Problem requirements
Where does the string "text" appear? Copy every line of the entries below that holds it.

Data to process
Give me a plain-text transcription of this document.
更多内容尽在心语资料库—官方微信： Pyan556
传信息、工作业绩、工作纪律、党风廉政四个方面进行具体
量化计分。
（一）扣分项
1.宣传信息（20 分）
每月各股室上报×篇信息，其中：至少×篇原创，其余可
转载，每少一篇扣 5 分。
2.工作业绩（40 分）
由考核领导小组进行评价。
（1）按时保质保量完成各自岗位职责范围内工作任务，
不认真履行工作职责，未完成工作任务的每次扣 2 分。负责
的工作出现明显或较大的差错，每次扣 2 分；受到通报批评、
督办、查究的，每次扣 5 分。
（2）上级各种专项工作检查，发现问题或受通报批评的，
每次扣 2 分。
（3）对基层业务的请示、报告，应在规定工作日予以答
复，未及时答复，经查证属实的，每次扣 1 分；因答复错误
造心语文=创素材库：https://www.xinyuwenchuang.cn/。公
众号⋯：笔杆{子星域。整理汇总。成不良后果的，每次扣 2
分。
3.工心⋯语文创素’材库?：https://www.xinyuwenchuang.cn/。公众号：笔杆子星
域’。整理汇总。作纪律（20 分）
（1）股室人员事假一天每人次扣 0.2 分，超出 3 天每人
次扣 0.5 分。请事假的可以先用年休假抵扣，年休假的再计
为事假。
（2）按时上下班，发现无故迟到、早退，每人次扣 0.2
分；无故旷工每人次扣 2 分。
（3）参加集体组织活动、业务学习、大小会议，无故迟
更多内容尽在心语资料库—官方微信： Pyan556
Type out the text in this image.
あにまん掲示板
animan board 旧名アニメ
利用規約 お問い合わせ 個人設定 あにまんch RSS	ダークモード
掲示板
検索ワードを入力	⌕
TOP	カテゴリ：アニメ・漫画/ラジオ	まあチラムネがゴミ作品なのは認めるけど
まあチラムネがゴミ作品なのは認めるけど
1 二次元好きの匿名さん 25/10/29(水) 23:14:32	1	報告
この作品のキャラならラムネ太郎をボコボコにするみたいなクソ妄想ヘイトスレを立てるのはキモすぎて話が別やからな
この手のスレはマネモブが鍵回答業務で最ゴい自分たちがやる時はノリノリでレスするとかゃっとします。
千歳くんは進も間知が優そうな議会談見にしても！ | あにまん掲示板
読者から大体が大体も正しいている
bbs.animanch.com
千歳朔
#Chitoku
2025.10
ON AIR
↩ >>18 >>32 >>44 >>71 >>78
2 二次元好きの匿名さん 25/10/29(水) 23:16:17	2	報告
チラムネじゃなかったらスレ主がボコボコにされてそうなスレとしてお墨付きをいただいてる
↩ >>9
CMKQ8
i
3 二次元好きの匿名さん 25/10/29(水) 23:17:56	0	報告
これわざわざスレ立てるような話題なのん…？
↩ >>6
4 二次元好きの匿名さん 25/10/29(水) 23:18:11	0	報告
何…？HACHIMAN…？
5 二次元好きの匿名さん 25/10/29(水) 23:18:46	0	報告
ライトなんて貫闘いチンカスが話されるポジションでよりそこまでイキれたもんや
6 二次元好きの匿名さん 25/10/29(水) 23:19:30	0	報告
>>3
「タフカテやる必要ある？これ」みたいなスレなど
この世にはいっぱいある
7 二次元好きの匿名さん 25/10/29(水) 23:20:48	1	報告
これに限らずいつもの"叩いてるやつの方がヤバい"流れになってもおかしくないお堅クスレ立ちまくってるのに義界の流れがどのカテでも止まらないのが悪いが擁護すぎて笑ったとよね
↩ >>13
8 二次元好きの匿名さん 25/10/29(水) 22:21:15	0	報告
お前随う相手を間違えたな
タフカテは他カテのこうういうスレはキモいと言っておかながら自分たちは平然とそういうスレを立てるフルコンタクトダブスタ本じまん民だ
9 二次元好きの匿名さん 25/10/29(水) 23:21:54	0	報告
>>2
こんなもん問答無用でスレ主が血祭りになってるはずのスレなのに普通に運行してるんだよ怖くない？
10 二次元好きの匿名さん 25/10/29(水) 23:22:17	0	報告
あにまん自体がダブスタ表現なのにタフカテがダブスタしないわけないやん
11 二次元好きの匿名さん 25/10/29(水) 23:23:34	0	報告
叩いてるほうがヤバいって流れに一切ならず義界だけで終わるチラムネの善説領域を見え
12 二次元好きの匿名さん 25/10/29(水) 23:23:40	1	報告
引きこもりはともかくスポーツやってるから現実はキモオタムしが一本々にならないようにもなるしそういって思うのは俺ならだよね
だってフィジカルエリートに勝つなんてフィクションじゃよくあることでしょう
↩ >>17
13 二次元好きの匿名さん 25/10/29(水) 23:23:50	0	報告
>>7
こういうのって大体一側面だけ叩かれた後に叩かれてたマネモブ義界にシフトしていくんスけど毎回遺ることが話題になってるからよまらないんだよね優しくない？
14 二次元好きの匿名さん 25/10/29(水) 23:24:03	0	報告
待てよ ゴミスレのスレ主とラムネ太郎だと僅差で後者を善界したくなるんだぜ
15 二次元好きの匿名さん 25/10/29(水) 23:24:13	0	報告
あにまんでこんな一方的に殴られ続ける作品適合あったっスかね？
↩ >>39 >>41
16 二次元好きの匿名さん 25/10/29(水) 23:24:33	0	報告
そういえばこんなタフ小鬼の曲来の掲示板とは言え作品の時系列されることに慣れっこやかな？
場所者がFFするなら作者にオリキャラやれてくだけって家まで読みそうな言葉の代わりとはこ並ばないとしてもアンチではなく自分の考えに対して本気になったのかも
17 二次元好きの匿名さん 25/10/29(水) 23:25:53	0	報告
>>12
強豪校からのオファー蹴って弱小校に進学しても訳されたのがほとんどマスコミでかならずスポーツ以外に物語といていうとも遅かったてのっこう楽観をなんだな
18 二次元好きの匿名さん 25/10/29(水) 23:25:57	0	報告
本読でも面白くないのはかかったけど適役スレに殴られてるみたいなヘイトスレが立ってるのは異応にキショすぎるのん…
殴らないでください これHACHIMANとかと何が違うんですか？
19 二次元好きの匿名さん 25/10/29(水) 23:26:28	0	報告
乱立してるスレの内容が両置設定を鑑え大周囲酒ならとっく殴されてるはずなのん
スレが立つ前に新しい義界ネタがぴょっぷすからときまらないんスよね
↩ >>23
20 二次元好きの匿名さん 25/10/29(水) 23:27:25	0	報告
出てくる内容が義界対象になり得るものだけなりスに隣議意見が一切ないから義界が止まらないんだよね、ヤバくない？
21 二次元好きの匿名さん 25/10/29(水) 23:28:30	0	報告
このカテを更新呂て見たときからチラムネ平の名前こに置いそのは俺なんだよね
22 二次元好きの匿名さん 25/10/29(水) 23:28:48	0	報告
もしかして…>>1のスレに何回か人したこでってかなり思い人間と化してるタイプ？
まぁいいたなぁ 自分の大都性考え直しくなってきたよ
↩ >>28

In response
Give me a plain-text transcription of this document.
Type out the text in this image.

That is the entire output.